Chief Constable Bill Skelly has criticised the judge’s dismissal of the appeal “on a technicality”.

His appeal, backed by the Lincolnshire Police and Crime Commissioner Marc Jones, demanded a review of the College of Policing’s plan to impose the Police Education Qualifications Framework (PEQF) on all forces.

This would mean that new recruits will either have a degree or agree to study for one once they are appointed.

They wanted to delay the implementation of PEQF until the summer of 2023.

“I wanted to give time for a legitimate evaluation of the new system being imposed across the country and for the results to be assessed and any adjustments made,” he said.

Today’s hearing considered when the College of Policing made its decision – it claimed it was November 2018 whilst Lincolnshire Police claimed it was May 2019.

Mr Skelly said he was disappointed: “We submitted a detailed challenge on the merits of the PEQF and the insufficient preparation that has been undertaken by the College of Policing.

“Unfortunately, the College chose to ignore the merits of our concerns and sought to strike out the legal case on a technicality.”

Mr Skelly said he was now considering whether further legal action should be taken forward.

“This remains a serious option for Lincolnshire Police as the impact of PEQF is so disastrous and means the effective removal of 40 frontline officers.

“This is a loss of police officers that cannot be afforded and it would create a harmful impact on policing in the county.”

Mr Skelly said he expected to be in a position to make a more detailed statement following the General Election.
⁂
→ EXERCISE REQUIREMENTS:
A - In the passage on the PEQF appeal, what date did the College of Policing give for when it made its decision, and what date did Lincolnshire Police give?
B - Please list every point in time in the passage on the PEQF appeal that includes a year.
You won't need the dataset entries for this.

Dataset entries
⁂
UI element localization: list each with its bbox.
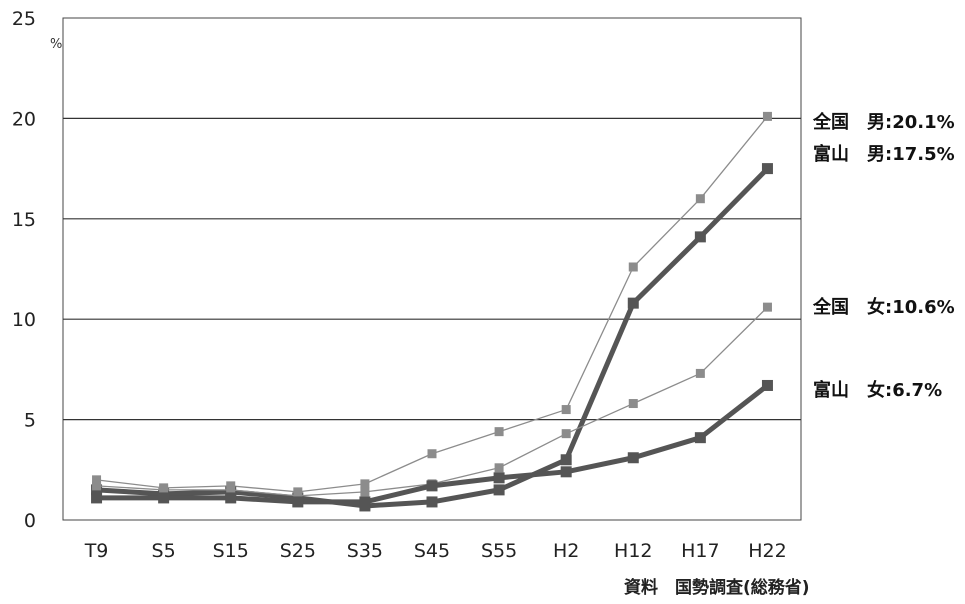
data-point xyxy=(695,194,705,204)
x-tick-label: S45 xyxy=(414,540,450,562)
series-end-label: 富山 女:6.7% xyxy=(813,379,942,401)
x-tick-label: S55 xyxy=(481,540,517,562)
x-tick-label: H22 xyxy=(748,540,786,562)
x-tick-label: H17 xyxy=(681,540,719,562)
data-point xyxy=(560,454,572,466)
data-point xyxy=(762,302,772,312)
data-point xyxy=(360,479,370,489)
data-point xyxy=(292,496,304,508)
data-point xyxy=(91,492,103,504)
y-unit-label: % xyxy=(50,37,62,52)
data-point xyxy=(359,496,371,508)
series-end-label: 富山 男:17.5% xyxy=(813,143,955,165)
data-point xyxy=(494,427,504,437)
data-point xyxy=(426,480,438,492)
series-lines xyxy=(91,111,773,512)
data-point xyxy=(226,485,236,495)
data-point xyxy=(627,452,639,464)
x-tick-label: S25 xyxy=(280,540,316,562)
data-point xyxy=(360,487,370,497)
data-point xyxy=(628,399,638,409)
source-note: 資料 国勢調査(総務省) xyxy=(624,577,810,598)
y-tick-label: 5 xyxy=(24,410,36,432)
data-point xyxy=(628,262,638,272)
x-axis-ticks: T9 S5 S15 S25 S35 S45 S55 H2 H12 H17 H22 xyxy=(84,540,787,562)
data-point xyxy=(762,111,772,121)
data-point xyxy=(293,491,303,501)
x-tick-label: S15 xyxy=(213,540,249,562)
y-tick-label: 15 xyxy=(12,209,36,231)
series-end-label: 全国 男:20.1% xyxy=(812,111,955,133)
data-point xyxy=(695,368,705,378)
series-3 xyxy=(91,379,773,508)
data-point xyxy=(694,432,706,444)
data-point xyxy=(92,475,102,485)
x-tick-label: H2 xyxy=(553,540,579,562)
data-point xyxy=(761,163,773,175)
data-point xyxy=(694,231,706,243)
x-tick-label: S35 xyxy=(347,540,383,562)
y-tick-label: 20 xyxy=(12,108,36,130)
x-tick-label: H12 xyxy=(614,540,652,562)
y-tick-label: 25 xyxy=(12,8,36,30)
data-point xyxy=(158,492,170,504)
plot-area xyxy=(62,17,802,521)
data-point xyxy=(561,405,571,415)
y-axis-ticks: 0 5 10 15 20 25 xyxy=(12,8,36,532)
data-point xyxy=(627,297,639,309)
data-point xyxy=(493,484,505,496)
series-end-label: 全国 女:10.6% xyxy=(812,296,955,318)
x-tick-label: T9 xyxy=(84,540,109,562)
series-end-labels: 全国 男:20.1% 富山 男:17.5% 全国 女:10.6% 富山 女:6.7% xyxy=(812,111,955,401)
data-point xyxy=(159,485,169,495)
data-point xyxy=(225,492,237,504)
data-point xyxy=(560,466,572,478)
data-point xyxy=(493,472,505,484)
y-tick-label: 10 xyxy=(12,309,36,331)
x-tick-label: S5 xyxy=(152,540,176,562)
y-tick-label: 0 xyxy=(24,510,36,532)
data-point xyxy=(92,481,102,491)
data-point xyxy=(426,496,438,508)
data-point xyxy=(561,429,571,439)
data-point xyxy=(494,463,504,473)
data-point xyxy=(761,379,773,391)
gridlines xyxy=(63,117,801,421)
data-point xyxy=(427,449,437,459)
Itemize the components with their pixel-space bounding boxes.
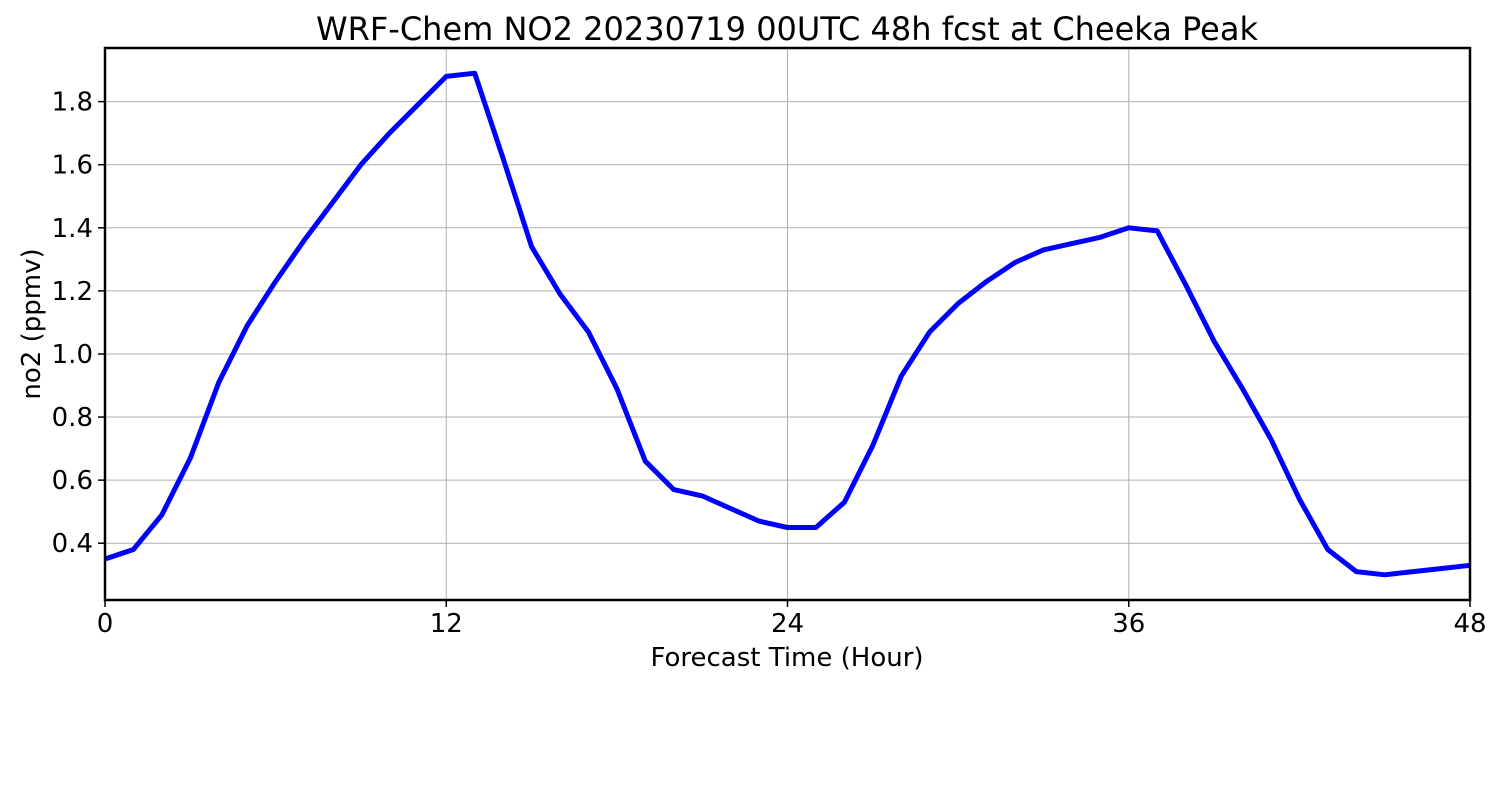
grid [104,48,1471,600]
y-tick-label: 1.6 [52,151,93,181]
y-tick-label: 1.4 [52,214,93,244]
y-tick-label: 0.8 [52,403,93,433]
x-tick-label: 36 [1112,609,1145,639]
y-tick-label: 0.6 [52,466,93,496]
y-tick-label: 0.4 [52,529,93,559]
y-tick-label: 1.0 [52,340,93,370]
x-tick-label: 48 [1453,609,1486,639]
series-layer [104,70,1471,578]
y-tick-label: 1.2 [52,277,93,307]
x-tick-label: 24 [771,609,804,639]
chart-title: WRF-Chem NO2 20230719 00UTC 48h fcst at … [316,10,1258,48]
y-axis-label: no2 (ppmv) [17,248,47,399]
no2-series-line [104,70,1471,578]
ticks: 0 12 24 36 48 0.4 0.6 0.8 1.0 1.2 1.4 1.6 1.8 [52,88,1487,639]
x-tick-label: 12 [430,609,463,639]
y-tick-label: 1.8 [52,88,93,118]
x-axis-label: Forecast Time (Hour) [650,643,923,673]
x-tick-label: 0 [97,609,114,639]
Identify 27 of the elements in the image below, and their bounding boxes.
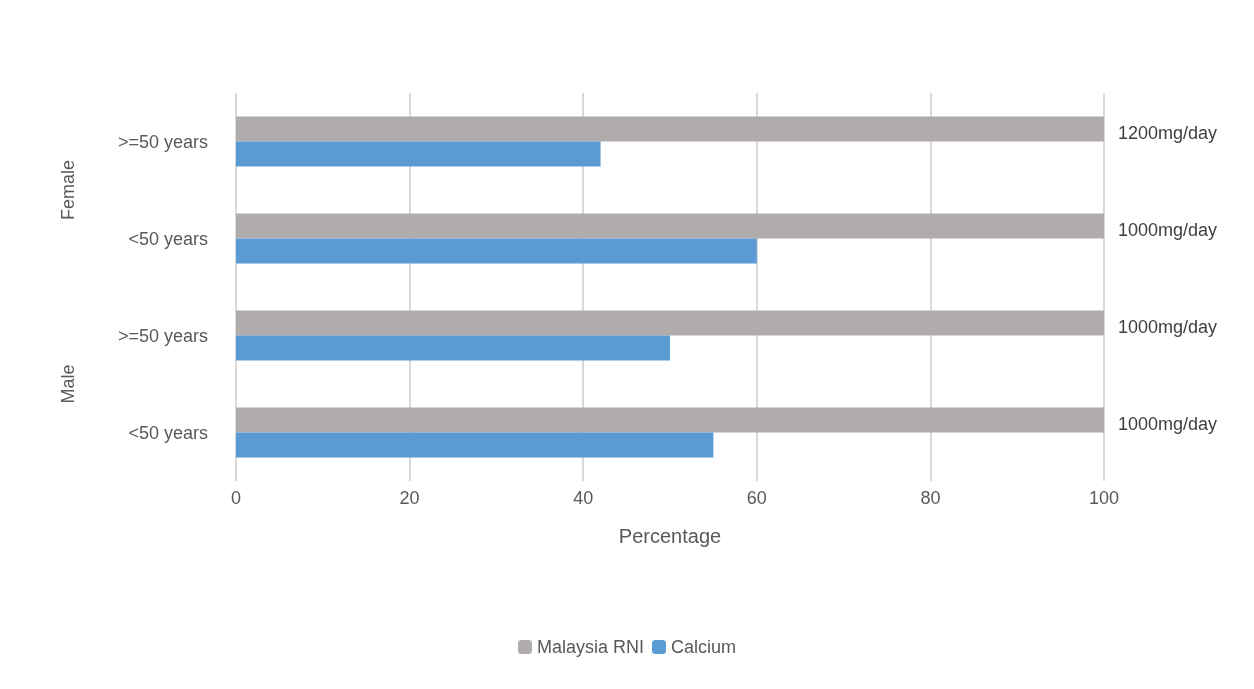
x-tick-label: 80 — [920, 488, 941, 508]
y2-tick-label: 1200mg/day — [1118, 122, 1218, 143]
y2-tick-label: 1000mg/day — [1118, 316, 1218, 337]
x-tick-label: 0 — [230, 488, 242, 508]
x-tick-label: 20 — [399, 488, 420, 508]
legend-label: Calcium — [671, 637, 737, 657]
bar — [236, 141, 601, 167]
x-axis-title: Percentage — [618, 525, 722, 547]
x-tick-label: 60 — [746, 488, 767, 508]
x-tick-label: 40 — [573, 488, 594, 508]
bar — [236, 116, 1104, 142]
y2-tick-label: 1000mg/day — [1118, 413, 1218, 434]
bar — [236, 310, 1104, 336]
bar — [236, 238, 757, 264]
text: Female — [58, 159, 78, 221]
y2-tick-label: 1000mg/day — [1118, 219, 1218, 240]
bar — [236, 335, 670, 361]
legend-label: Malaysia RNI — [536, 637, 645, 657]
y-tick-label: >=50 years — [117, 131, 208, 152]
bar — [236, 213, 1104, 239]
y-tick-label: <50 years — [128, 422, 208, 443]
bar — [236, 407, 1104, 433]
y-tick-label: >=50 years — [117, 325, 208, 346]
x-tick-label: 100 — [1088, 488, 1120, 508]
text: Male — [58, 364, 78, 404]
bar — [236, 432, 714, 458]
y-tick-label: <50 years — [128, 228, 208, 249]
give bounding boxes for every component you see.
⁂
→ PROBLEM SOLUTIONS:
A - The College of Policing claimed November 2018, while Lincolnshire Police claimed May 2019.

B -
- the summer of 2023
- November 2018
- May 2019